§ **WHAT NEEDS TO BE DONE**: Copy out the records in full, word for word, without pictures.

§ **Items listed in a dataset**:
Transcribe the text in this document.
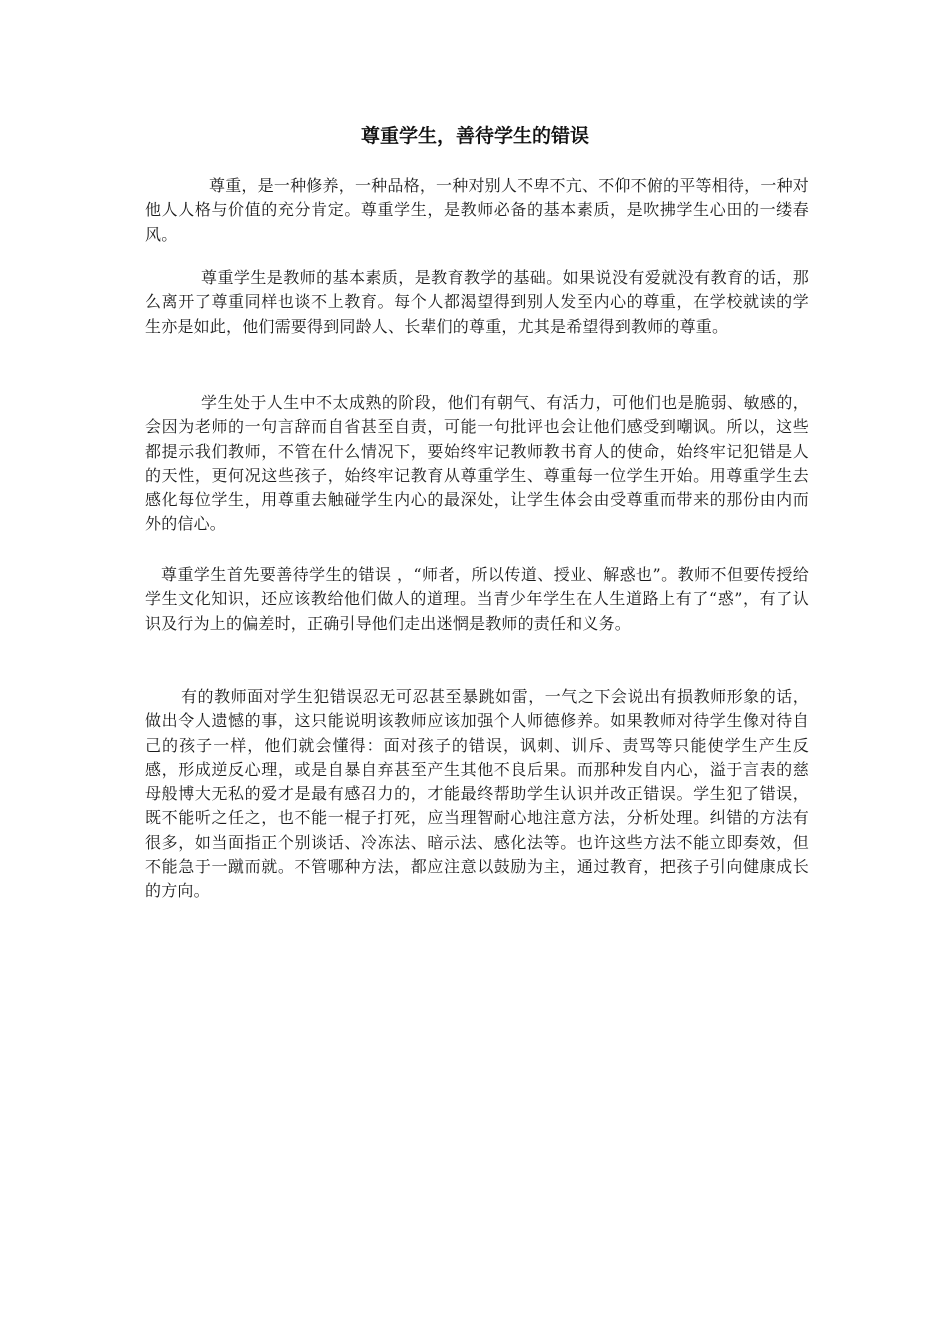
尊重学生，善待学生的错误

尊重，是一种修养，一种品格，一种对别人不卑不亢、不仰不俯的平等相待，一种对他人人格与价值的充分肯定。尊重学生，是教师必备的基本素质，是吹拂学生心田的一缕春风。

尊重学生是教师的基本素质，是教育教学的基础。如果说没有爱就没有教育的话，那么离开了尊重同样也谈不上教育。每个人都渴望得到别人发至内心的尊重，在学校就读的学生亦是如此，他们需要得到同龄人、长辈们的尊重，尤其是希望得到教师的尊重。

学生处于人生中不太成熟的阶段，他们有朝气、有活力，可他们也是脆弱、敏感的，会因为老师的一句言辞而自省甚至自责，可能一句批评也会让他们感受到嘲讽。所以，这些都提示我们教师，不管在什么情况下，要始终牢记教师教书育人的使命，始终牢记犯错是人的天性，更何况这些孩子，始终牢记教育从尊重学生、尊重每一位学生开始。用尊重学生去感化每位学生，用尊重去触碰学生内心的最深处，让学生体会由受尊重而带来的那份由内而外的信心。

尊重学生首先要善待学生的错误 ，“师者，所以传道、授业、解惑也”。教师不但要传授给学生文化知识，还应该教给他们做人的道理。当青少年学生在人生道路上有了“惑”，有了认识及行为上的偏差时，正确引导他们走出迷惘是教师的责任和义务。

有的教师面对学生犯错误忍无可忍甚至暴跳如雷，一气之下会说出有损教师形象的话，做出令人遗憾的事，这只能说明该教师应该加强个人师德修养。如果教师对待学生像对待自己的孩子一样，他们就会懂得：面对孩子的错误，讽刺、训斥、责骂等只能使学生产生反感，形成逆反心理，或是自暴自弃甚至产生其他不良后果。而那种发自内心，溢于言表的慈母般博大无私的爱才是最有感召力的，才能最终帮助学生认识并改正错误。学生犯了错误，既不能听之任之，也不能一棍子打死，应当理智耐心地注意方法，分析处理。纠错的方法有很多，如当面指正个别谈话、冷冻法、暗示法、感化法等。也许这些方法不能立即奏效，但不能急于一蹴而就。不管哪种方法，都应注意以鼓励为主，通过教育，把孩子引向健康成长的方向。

§ **TASK RESPONSE**:
Transcribe the text in this document.
尊重学生，善待学生的错误

尊重，是一种修养，一种品格，一种对别人不卑不亢、不仰不俯的平等相待，一种对他人人格与价值的充分肯定。尊重学生，是教师必备的基本素质，是吹拂学生心田的一缕春风。

尊重学生是教师的基本素质，是教育教学的基础。如果说没有爱就没有教育的话，那么离开了尊重同样也谈不上教育。每个人都渴望得到别人发至内心的尊重，在学校就读的学生亦是如此，他们需要得到同龄人、长辈们的尊重，尤其是希望得到教师的尊重。

学生处于人生中不太成熟的阶段，他们有朝气、有活力，可他们也是脆弱、敏感的，会因为老师的一句言辞而自省甚至自责，可能一句批评也会让他们感受到嘲讽。所以，这些都提示我们教师，不管在什么情况下，要始终牢记教师教书育人的使命，始终牢记犯错是人的天性，更何况这些孩子，始终牢记教育从尊重学生、尊重每一位学生开始。用尊重学生去感化每位学生，用尊重去触碰学生内心的最深处，让学生体会由受尊重而带来的那份由内而外的信心。

尊重学生首先要善待学生的错误 ，“师者，所以传道、授业、解惑也”。教师不但要传授给学生文化知识，还应该教给他们做人的道理。当青少年学生在人生道路上有了“惑”，有了认识及行为上的偏差时，正确引导他们走出迷惘是教师的责任和义务。

有的教师面对学生犯错误忍无可忍甚至暴跳如雷，一气之下会说出有损教师形象的话，做出令人遗憾的事，这只能说明该教师应该加强个人师德修养。如果教师对待学生像对待自己的孩子一样，他们就会懂得：面对孩子的错误，讽刺、训斥、责骂等只能使学生产生反感，形成逆反心理，或是自暴自弃甚至产生其他不良后果。而那种发自内心，溢于言表的慈母般博大无私的爱才是最有感召力的，才能最终帮助学生认识并改正错误。学生犯了错误，既不能听之任之，也不能一棍子打死，应当理智耐心地注意方法，分析处理。纠错的方法有很多，如当面指正个别谈话、冷冻法、暗示法、感化法等。也许这些方法不能立即奏效，但不能急于一蹴而就。不管哪种方法，都应注意以鼓励为主，通过教育，把孩子引向健康成长的方向。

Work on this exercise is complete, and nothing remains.